• _PROBLEM TO WORK ON_
Write each line out exactly, leaving none out.

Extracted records
=-=-=-=-=

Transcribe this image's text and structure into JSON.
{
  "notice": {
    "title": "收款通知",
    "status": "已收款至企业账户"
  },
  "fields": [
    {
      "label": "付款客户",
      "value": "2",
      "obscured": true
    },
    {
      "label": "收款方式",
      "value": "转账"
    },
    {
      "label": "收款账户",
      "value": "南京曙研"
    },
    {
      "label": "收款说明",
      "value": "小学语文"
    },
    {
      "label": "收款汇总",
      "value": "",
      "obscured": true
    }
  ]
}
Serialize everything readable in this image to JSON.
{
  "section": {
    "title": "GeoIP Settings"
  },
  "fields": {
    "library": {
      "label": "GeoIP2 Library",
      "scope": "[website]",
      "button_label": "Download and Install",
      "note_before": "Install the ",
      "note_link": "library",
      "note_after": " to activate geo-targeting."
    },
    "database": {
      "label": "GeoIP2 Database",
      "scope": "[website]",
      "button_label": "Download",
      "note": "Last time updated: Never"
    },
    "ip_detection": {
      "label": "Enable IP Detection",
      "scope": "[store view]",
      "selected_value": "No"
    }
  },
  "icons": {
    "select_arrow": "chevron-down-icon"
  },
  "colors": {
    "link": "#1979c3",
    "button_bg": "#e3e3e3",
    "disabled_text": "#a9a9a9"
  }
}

=-=-=-=-=

• _WRITTEN REPLY_
Transcribe this image's text and structure into JSON.
{
  "notice": {
    "title": "收款通知",
    "status": "已收款至企业账户"
  },
  "fields": [
    {
      "label": "付款客户",
      "value": "2",
      "obscured": true
    },
    {
      "label": "收款方式",
      "value": "转账"
    },
    {
      "label": "收款账户",
      "value": "南京曙研"
    },
    {
      "label": "收款说明",
      "value": "小学语文"
    },
    {
      "label": "收款汇总",
      "value": "",
      "obscured": true
    }
  ]
}
Serialize everything readable in this image to JSON.
{
  "section": {
    "title": "GeoIP Settings"
  },
  "fields": {
    "library": {
      "label": "GeoIP2 Library",
      "scope": "[website]",
      "button_label": "Download and Install",
      "note_before": "Install the ",
      "note_link": "library",
      "note_after": " to activate geo-targeting."
    },
    "database": {
      "label": "GeoIP2 Database",
      "scope": "[website]",
      "button_label": "Download",
      "note": "Last time updated: Never"
    },
    "ip_detection": {
      "label": "Enable IP Detection",
      "scope": "[store view]",
      "selected_value": "No"
    }
  },
  "icons": {
    "select_arrow": "chevron-down-icon"
  },
  "colors": {
    "link": "#1979c3",
    "button_bg": "#e3e3e3",
    "disabled_text": "#a9a9a9"
  }
}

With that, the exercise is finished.